• _What this task involves_
Every line with the string "text" should be gathered.

• _Exercise inputs_
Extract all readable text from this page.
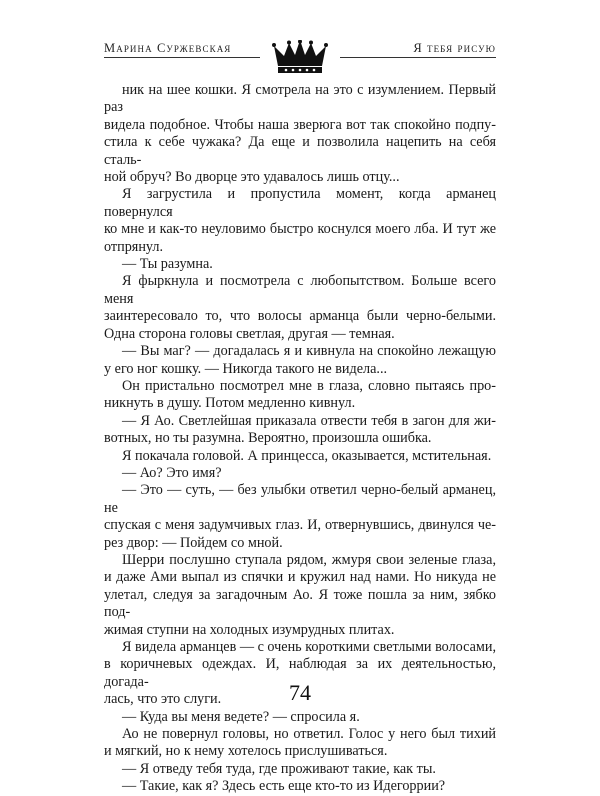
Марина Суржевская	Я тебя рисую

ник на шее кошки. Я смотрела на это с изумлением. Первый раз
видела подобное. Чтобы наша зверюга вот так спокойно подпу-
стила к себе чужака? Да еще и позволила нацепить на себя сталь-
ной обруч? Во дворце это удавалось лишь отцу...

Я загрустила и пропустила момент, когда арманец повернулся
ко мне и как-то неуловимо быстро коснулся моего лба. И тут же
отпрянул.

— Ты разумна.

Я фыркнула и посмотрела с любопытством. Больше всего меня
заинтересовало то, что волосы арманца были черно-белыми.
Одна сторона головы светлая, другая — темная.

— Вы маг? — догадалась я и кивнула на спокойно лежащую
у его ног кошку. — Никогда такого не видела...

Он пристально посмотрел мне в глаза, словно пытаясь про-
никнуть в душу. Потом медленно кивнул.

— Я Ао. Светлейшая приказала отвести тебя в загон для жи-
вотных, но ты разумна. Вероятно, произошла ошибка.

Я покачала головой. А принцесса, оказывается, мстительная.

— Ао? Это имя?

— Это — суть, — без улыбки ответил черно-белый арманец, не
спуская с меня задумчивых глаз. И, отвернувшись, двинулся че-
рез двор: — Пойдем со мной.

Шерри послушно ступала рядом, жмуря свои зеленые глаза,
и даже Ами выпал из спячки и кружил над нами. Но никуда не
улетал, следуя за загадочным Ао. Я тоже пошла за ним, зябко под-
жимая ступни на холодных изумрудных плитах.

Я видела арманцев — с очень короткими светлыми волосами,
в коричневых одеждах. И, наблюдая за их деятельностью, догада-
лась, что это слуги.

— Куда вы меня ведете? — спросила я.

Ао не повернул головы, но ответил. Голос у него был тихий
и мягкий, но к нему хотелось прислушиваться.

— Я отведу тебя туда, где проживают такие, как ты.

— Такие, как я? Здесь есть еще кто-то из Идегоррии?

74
--
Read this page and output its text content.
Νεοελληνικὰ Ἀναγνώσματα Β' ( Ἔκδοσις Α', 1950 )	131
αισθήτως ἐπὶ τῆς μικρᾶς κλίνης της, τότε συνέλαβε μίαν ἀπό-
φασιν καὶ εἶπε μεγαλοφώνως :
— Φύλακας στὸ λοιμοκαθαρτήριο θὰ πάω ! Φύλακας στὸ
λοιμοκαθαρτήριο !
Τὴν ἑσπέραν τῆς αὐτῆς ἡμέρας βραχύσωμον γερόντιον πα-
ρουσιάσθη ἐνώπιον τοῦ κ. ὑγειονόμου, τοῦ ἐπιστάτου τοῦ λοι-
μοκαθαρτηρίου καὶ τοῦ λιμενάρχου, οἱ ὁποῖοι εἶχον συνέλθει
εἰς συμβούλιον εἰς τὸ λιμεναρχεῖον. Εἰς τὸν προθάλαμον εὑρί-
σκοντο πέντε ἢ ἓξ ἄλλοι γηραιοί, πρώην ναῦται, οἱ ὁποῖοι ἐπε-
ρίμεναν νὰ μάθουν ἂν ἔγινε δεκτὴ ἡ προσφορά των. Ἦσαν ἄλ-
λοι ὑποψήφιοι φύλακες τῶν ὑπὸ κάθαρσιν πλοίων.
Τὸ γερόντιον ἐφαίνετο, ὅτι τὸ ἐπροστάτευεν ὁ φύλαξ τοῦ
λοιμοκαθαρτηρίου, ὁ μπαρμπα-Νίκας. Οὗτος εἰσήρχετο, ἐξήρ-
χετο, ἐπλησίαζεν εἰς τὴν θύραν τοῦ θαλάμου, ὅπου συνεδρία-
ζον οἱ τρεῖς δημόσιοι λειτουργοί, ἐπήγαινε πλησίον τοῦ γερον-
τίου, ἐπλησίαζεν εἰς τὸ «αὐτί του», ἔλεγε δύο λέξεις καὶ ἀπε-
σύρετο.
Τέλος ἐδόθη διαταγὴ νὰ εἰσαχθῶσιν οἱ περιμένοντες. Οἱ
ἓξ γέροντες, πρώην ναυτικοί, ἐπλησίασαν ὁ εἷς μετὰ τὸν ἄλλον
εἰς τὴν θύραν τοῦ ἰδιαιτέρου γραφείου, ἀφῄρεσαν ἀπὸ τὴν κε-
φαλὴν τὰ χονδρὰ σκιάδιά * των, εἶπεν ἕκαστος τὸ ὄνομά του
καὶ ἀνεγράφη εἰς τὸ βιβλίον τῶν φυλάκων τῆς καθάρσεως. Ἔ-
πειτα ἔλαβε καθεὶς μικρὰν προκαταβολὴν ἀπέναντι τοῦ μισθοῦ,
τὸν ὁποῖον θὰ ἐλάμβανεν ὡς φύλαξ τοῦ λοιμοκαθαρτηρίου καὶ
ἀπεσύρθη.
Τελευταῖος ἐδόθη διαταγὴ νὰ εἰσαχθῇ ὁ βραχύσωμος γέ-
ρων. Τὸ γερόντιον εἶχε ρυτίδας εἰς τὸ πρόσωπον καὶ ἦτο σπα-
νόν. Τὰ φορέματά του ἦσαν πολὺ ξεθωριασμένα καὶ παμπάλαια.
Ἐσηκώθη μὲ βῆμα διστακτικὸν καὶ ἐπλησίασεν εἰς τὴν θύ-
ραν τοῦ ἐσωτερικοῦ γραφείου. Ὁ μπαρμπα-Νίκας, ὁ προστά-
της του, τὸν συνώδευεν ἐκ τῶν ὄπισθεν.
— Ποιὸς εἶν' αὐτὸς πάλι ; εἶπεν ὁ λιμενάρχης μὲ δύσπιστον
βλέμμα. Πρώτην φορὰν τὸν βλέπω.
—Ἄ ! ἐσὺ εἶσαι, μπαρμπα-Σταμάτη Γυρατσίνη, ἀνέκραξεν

• _Correct answer_
Extract all readable text from this page.
Read this page and output its text content.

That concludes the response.